> [Task instructions]: Quote all of the data that follows exactly as written, skipping the images.

— begin —

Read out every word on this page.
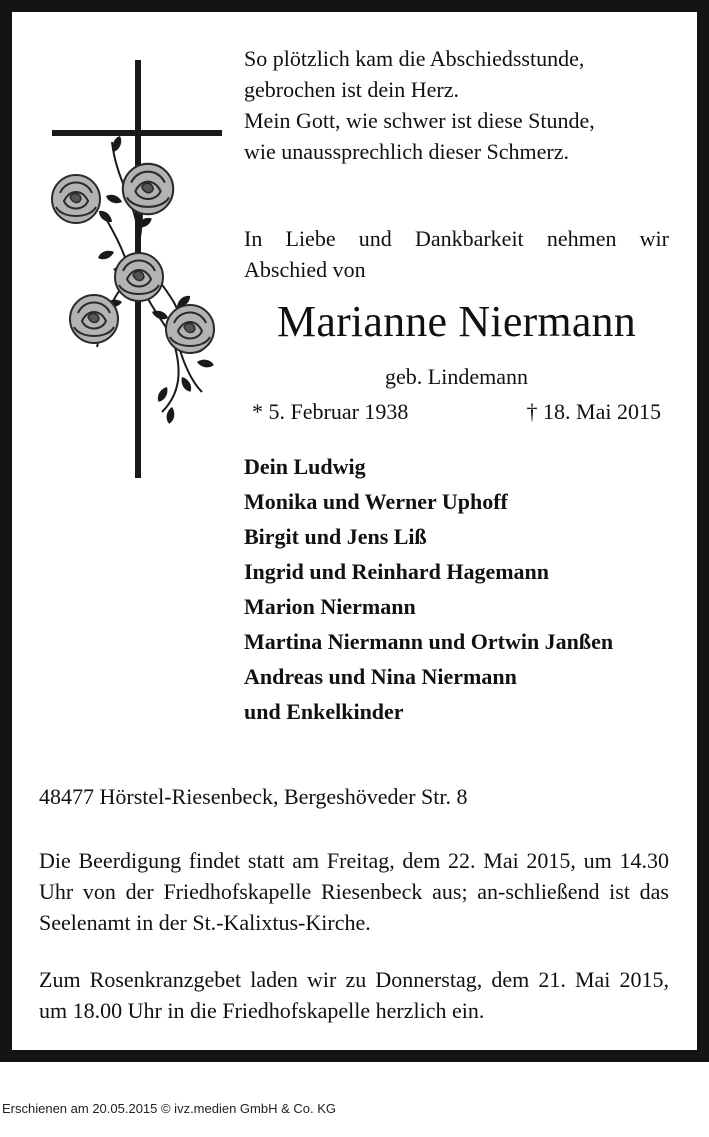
So plötzlich kam die Abschiedsstunde,
gebrochen ist dein Herz.
Mein Gott, wie schwer ist diese Stunde,
wie unaussprechlich dieser Schmerz.
In Liebe und Dankbarkeit nehmen wir
Abschied von
Marianne Niermann
geb. Lindemann
* 5. Februar 1938	† 18. Mai 2015
Dein Ludwig
Monika und Werner Uphoff
Birgit und Jens Liß
Ingrid und Reinhard Hagemann
Marion Niermann
Martina Niermann und Ortwin Janßen
Andreas und Nina Niermann
und Enkelkinder
48477 Hörstel-Riesenbeck, Bergeshöveder Str. 8
Die Beerdigung findet statt am Freitag, dem 22. Mai 2015, um 14.30 Uhr von der Friedhofskapelle Riesenbeck aus; an-schließend ist das Seelenamt in der St.-Kalixtus-Kirche.
Zum Rosenkranzgebet laden wir zu Donnerstag, dem 21. Mai 2015, um 18.00 Uhr in die Friedhofskapelle herzlich ein.
Erschienen am 20.05.2015 © ivz.medien GmbH & Co. KG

— end —

> [Result of this task]:
Read out every word on this page.
So plötzlich kam die Abschiedsstunde,
gebrochen ist dein Herz.
Mein Gott, wie schwer ist diese Stunde,
wie unaussprechlich dieser Schmerz.
In Liebe und Dankbarkeit nehmen wir
Abschied von
Marianne Niermann
geb. Lindemann
* 5. Februar 1938	† 18. Mai 2015
Dein Ludwig
Monika und Werner Uphoff
Birgit und Jens Liß
Ingrid und Reinhard Hagemann
Marion Niermann
Martina Niermann und Ortwin Janßen
Andreas und Nina Niermann
und Enkelkinder
48477 Hörstel-Riesenbeck, Bergeshöveder Str. 8
Die Beerdigung findet statt am Freitag, dem 22. Mai 2015, um 14.30 Uhr von der Friedhofskapelle Riesenbeck aus; an-schließend ist das Seelenamt in der St.-Kalixtus-Kirche.
Zum Rosenkranzgebet laden wir zu Donnerstag, dem 21. Mai 2015, um 18.00 Uhr in die Friedhofskapelle herzlich ein.
Erschienen am 20.05.2015 © ivz.medien GmbH & Co. KG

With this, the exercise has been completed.